EXERCISE BRIEF:
Copy out every record precisely.

EXTRACTED RECORDS:
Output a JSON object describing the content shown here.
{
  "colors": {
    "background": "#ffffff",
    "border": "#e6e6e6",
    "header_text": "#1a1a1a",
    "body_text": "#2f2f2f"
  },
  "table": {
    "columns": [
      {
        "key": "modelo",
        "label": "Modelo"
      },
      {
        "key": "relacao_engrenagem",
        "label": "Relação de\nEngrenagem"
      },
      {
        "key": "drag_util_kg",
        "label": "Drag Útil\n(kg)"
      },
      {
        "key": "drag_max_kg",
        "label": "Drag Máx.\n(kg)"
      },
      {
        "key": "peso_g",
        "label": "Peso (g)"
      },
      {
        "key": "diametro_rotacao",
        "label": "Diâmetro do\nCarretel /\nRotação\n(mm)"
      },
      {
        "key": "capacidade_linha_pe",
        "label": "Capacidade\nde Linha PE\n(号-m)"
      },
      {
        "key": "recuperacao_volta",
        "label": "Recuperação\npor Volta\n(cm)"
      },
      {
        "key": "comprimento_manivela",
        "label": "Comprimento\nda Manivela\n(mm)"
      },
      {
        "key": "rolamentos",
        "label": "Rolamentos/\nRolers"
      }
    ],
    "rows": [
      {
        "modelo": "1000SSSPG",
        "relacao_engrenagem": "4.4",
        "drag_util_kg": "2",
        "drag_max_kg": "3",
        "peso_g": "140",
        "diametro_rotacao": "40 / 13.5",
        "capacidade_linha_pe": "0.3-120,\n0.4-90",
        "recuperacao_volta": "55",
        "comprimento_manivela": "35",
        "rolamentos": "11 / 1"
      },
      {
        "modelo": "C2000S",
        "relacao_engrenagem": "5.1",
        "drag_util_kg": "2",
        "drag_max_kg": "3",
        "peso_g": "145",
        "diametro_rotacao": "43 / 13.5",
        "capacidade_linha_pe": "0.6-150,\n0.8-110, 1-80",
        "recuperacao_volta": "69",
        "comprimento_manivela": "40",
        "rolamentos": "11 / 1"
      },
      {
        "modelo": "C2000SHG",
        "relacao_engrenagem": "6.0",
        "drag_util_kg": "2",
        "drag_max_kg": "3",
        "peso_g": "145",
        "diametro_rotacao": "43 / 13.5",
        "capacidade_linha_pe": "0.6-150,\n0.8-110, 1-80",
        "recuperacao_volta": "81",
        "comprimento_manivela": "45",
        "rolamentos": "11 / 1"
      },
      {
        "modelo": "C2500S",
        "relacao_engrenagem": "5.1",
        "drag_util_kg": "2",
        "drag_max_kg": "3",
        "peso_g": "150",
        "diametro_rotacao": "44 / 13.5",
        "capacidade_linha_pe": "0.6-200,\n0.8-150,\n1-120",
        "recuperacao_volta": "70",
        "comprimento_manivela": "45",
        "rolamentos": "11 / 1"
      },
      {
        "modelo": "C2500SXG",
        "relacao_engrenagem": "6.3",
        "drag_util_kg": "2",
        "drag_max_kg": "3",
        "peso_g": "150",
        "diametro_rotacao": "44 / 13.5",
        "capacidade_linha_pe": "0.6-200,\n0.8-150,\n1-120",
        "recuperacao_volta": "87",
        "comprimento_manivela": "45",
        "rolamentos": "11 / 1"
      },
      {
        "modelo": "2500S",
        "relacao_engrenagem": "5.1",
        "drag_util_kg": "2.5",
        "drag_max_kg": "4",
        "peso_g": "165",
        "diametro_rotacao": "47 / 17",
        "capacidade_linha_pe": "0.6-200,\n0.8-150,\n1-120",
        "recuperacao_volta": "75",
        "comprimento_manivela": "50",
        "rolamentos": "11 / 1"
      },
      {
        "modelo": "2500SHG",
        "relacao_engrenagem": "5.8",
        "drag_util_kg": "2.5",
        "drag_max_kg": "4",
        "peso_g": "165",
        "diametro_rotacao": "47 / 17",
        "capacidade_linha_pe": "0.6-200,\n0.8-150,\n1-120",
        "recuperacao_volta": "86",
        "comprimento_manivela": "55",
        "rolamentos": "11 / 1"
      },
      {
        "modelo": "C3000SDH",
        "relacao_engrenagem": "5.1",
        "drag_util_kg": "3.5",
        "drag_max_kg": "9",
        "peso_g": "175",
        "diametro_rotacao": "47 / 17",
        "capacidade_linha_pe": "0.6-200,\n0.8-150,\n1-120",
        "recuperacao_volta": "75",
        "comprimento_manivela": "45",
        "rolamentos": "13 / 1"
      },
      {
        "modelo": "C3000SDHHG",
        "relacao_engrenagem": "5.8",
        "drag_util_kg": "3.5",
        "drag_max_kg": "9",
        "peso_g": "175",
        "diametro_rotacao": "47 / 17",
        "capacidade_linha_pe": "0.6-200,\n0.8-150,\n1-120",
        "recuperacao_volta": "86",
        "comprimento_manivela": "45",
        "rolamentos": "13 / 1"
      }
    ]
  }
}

TASK OUTPUT:
Output a JSON object describing the content shown here.
{
  "colors": {
    "background": "#ffffff",
    "border": "#e6e6e6",
    "header_text": "#1a1a1a",
    "body_text": "#2f2f2f"
  },
  "table": {
    "columns": [
      {
        "key": "modelo",
        "label": "Modelo"
      },
      {
        "key": "relacao_engrenagem",
        "label": "Relação de\nEngrenagem"
      },
      {
        "key": "drag_util_kg",
        "label": "Drag Útil\n(kg)"
      },
      {
        "key": "drag_max_kg",
        "label": "Drag Máx.\n(kg)"
      },
      {
        "key": "peso_g",
        "label": "Peso (g)"
      },
      {
        "key": "diametro_rotacao",
        "label": "Diâmetro do\nCarretel /\nRotação\n(mm)"
      },
      {
        "key": "capacidade_linha_pe",
        "label": "Capacidade\nde Linha PE\n(号-m)"
      },
      {
        "key": "recuperacao_volta",
        "label": "Recuperação\npor Volta\n(cm)"
      },
      {
        "key": "comprimento_manivela",
        "label": "Comprimento\nda Manivela\n(mm)"
      },
      {
        "key": "rolamentos",
        "label": "Rolamentos/\nRolers"
      }
    ],
    "rows": [
      {
        "modelo": "1000SSSPG",
        "relacao_engrenagem": "4.4",
        "drag_util_kg": "2",
        "drag_max_kg": "3",
        "peso_g": "140",
        "diametro_rotacao": "40 / 13.5",
        "capacidade_linha_pe": "0.3-120,\n0.4-90",
        "recuperacao_volta": "55",
        "comprimento_manivela": "35",
        "rolamentos": "11 / 1"
      },
      {
        "modelo": "C2000S",
        "relacao_engrenagem": "5.1",
        "drag_util_kg": "2",
        "drag_max_kg": "3",
        "peso_g": "145",
        "diametro_rotacao": "43 / 13.5",
        "capacidade_linha_pe": "0.6-150,\n0.8-110, 1-80",
        "recuperacao_volta": "69",
        "comprimento_manivela": "40",
        "rolamentos": "11 / 1"
      },
      {
        "modelo": "C2000SHG",
        "relacao_engrenagem": "6.0",
        "drag_util_kg": "2",
        "drag_max_kg": "3",
        "peso_g": "145",
        "diametro_rotacao": "43 / 13.5",
        "capacidade_linha_pe": "0.6-150,\n0.8-110, 1-80",
        "recuperacao_volta": "81",
        "comprimento_manivela": "45",
        "rolamentos": "11 / 1"
      },
      {
        "modelo": "C2500S",
        "relacao_engrenagem": "5.1",
        "drag_util_kg": "2",
        "drag_max_kg": "3",
        "peso_g": "150",
        "diametro_rotacao": "44 / 13.5",
        "capacidade_linha_pe": "0.6-200,\n0.8-150,\n1-120",
        "recuperacao_volta": "70",
        "comprimento_manivela": "45",
        "rolamentos": "11 / 1"
      },
      {
        "modelo": "C2500SXG",
        "relacao_engrenagem": "6.3",
        "drag_util_kg": "2",
        "drag_max_kg": "3",
        "peso_g": "150",
        "diametro_rotacao": "44 / 13.5",
        "capacidade_linha_pe": "0.6-200,\n0.8-150,\n1-120",
        "recuperacao_volta": "87",
        "comprimento_manivela": "45",
        "rolamentos": "11 / 1"
      },
      {
        "modelo": "2500S",
        "relacao_engrenagem": "5.1",
        "drag_util_kg": "2.5",
        "drag_max_kg": "4",
        "peso_g": "165",
        "diametro_rotacao": "47 / 17",
        "capacidade_linha_pe": "0.6-200,\n0.8-150,\n1-120",
        "recuperacao_volta": "75",
        "comprimento_manivela": "50",
        "rolamentos": "11 / 1"
      },
      {
        "modelo": "2500SHG",
        "relacao_engrenagem": "5.8",
        "drag_util_kg": "2.5",
        "drag_max_kg": "4",
        "peso_g": "165",
        "diametro_rotacao": "47 / 17",
        "capacidade_linha_pe": "0.6-200,\n0.8-150,\n1-120",
        "recuperacao_volta": "86",
        "comprimento_manivela": "55",
        "rolamentos": "11 / 1"
      },
      {
        "modelo": "C3000SDH",
        "relacao_engrenagem": "5.1",
        "drag_util_kg": "3.5",
        "drag_max_kg": "9",
        "peso_g": "175",
        "diametro_rotacao": "47 / 17",
        "capacidade_linha_pe": "0.6-200,\n0.8-150,\n1-120",
        "recuperacao_volta": "75",
        "comprimento_manivela": "45",
        "rolamentos": "13 / 1"
      },
      {
        "modelo": "C3000SDHHG",
        "relacao_engrenagem": "5.8",
        "drag_util_kg": "3.5",
        "drag_max_kg": "9",
        "peso_g": "175",
        "diametro_rotacao": "47 / 17",
        "capacidade_linha_pe": "0.6-200,\n0.8-150,\n1-120",
        "recuperacao_volta": "86",
        "comprimento_manivela": "45",
        "rolamentos": "13 / 1"
      }
    ]
  }
}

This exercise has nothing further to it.